_GOAL_
Reproduce the lines of the material exactly, excluding every image.

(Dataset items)
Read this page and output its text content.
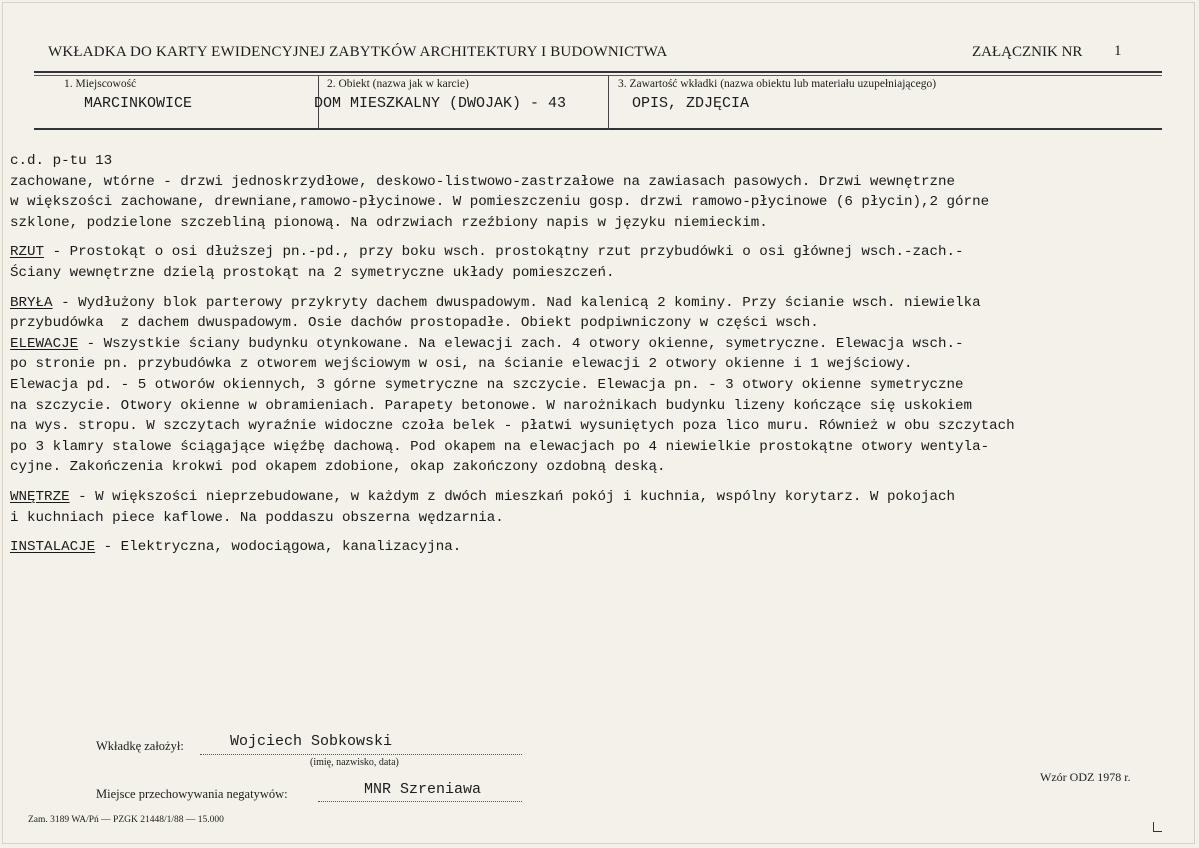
WKŁADKA DO KARTY EWIDENCYJNEJ ZABYTKÓW ARCHITEKTURY I BUDOWNICTWA	ZAŁĄCZNIK NR 1
1. Miejscowość
MARCINKOWICE
2. Obiekt (nazwa jak w karcie)
DOM MIESZKALNY (DWOJAK) - 43
3. Zawartość wkładki (nazwa obiektu lub materiału uzupełniającego)
OPIS, ZDJĘCIA

c.d. p-tu 13

zachowane, wtórne - drzwi jednoskrzydłowe, deskowo-listwowo-zastrzałowe na zawiasach pasowych. Drzwi wewnętrzne

w większości zachowane, drewniane,ramowo-płycinowe. W pomieszczeniu gosp. drzwi ramowo-płycinowe (6 płycin),2 górne

szklone, podzielone szczebliną pionową. Na odrzwiach rzeźbiony napis w języku niemieckim.

RZUT - Prostokąt o osi dłuższej pn.-pd., przy boku wsch. prostokątny rzut przybudówki o osi głównej wsch.-zach.-

Ściany wewnętrzne dzielą prostokąt na 2 symetryczne układy pomieszczeń.

BRYŁA - Wydłużony blok parterowy przykryty dachem dwuspadowym. Nad kalenicą 2 kominy. Przy ścianie wsch. niewielka

przybudówka  z dachem dwuspadowym. Osie dachów prostopadłe. Obiekt podpiwniczony w części wsch.

ELEWACJE - Wszystkie ściany budynku otynkowane. Na elewacji zach. 4 otwory okienne, symetryczne. Elewacja wsch.-

po stronie pn. przybudówka z otworem wejściowym w osi, na ścianie elewacji 2 otwory okienne i 1 wejściowy.

Elewacja pd. - 5 otworów okiennych, 3 górne symetryczne na szczycie. Elewacja pn. - 3 otwory okienne symetryczne

na szczycie. Otwory okienne w obramieniach. Parapety betonowe. W narożnikach budynku lizeny kończące się uskokiem

na wys. stropu. W szczytach wyraźnie widoczne czoła belek - płatwi wysuniętych poza lico muru. Również w obu szczytach

po 3 klamry stalowe ściągające więźbę dachową. Pod okapem na elewacjach po 4 niewielkie prostokątne otwory wentyla-

cyjne. Zakończenia krokwi pod okapem zdobione, okap zakończony ozdobną deską.

WNĘTRZE - W większości nieprzebudowane, w każdym z dwóch mieszkań pokój i kuchnia, wspólny korytarz. W pokojach

i kuchniach piece kaflowe. Na poddaszu obszerna wędzarnia.

INSTALACJE - Elektryczna, wodociągowa, kanalizacyjna.

Wkładkę założył:	Wojciech Sobkowski
(imię, nazwisko, data)
Miejsce przechowywania negatywów:	MNR Szreniawa
Wzór ODZ 1978 r.
Zam. 3189 WA/Pń — PZGK 21448/1/88 — 15.000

_ANSWER_
Read this page and output its text content.
WKŁADKA DO KARTY EWIDENCYJNEJ ZABYTKÓW ARCHITEKTURY I BUDOWNICTWA	ZAŁĄCZNIK NR 1
1. Miejscowość
MARCINKOWICE
2. Obiekt (nazwa jak w karcie)
DOM MIESZKALNY (DWOJAK) - 43
3. Zawartość wkładki (nazwa obiektu lub materiału uzupełniającego)
OPIS, ZDJĘCIA

c.d. p-tu 13

zachowane, wtórne - drzwi jednoskrzydłowe, deskowo-listwowo-zastrzałowe na zawiasach pasowych. Drzwi wewnętrzne

w większości zachowane, drewniane,ramowo-płycinowe. W pomieszczeniu gosp. drzwi ramowo-płycinowe (6 płycin),2 górne

szklone, podzielone szczebliną pionową. Na odrzwiach rzeźbiony napis w języku niemieckim.

RZUT - Prostokąt o osi dłuższej pn.-pd., przy boku wsch. prostokątny rzut przybudówki o osi głównej wsch.-zach.-

Ściany wewnętrzne dzielą prostokąt na 2 symetryczne układy pomieszczeń.

BRYŁA - Wydłużony blok parterowy przykryty dachem dwuspadowym. Nad kalenicą 2 kominy. Przy ścianie wsch. niewielka

przybudówka  z dachem dwuspadowym. Osie dachów prostopadłe. Obiekt podpiwniczony w części wsch.

ELEWACJE - Wszystkie ściany budynku otynkowane. Na elewacji zach. 4 otwory okienne, symetryczne. Elewacja wsch.-

po stronie pn. przybudówka z otworem wejściowym w osi, na ścianie elewacji 2 otwory okienne i 1 wejściowy.

Elewacja pd. - 5 otworów okiennych, 3 górne symetryczne na szczycie. Elewacja pn. - 3 otwory okienne symetryczne

na szczycie. Otwory okienne w obramieniach. Parapety betonowe. W narożnikach budynku lizeny kończące się uskokiem

na wys. stropu. W szczytach wyraźnie widoczne czoła belek - płatwi wysuniętych poza lico muru. Również w obu szczytach

po 3 klamry stalowe ściągające więźbę dachową. Pod okapem na elewacjach po 4 niewielkie prostokątne otwory wentyla-

cyjne. Zakończenia krokwi pod okapem zdobione, okap zakończony ozdobną deską.

WNĘTRZE - W większości nieprzebudowane, w każdym z dwóch mieszkań pokój i kuchnia, wspólny korytarz. W pokojach

i kuchniach piece kaflowe. Na poddaszu obszerna wędzarnia.

INSTALACJE - Elektryczna, wodociągowa, kanalizacyjna.

Wkładkę założył:	Wojciech Sobkowski
(imię, nazwisko, data)
Miejsce przechowywania negatywów:	MNR Szreniawa
Wzór ODZ 1978 r.
Zam. 3189 WA/Pń — PZGK 21448/1/88 — 15.000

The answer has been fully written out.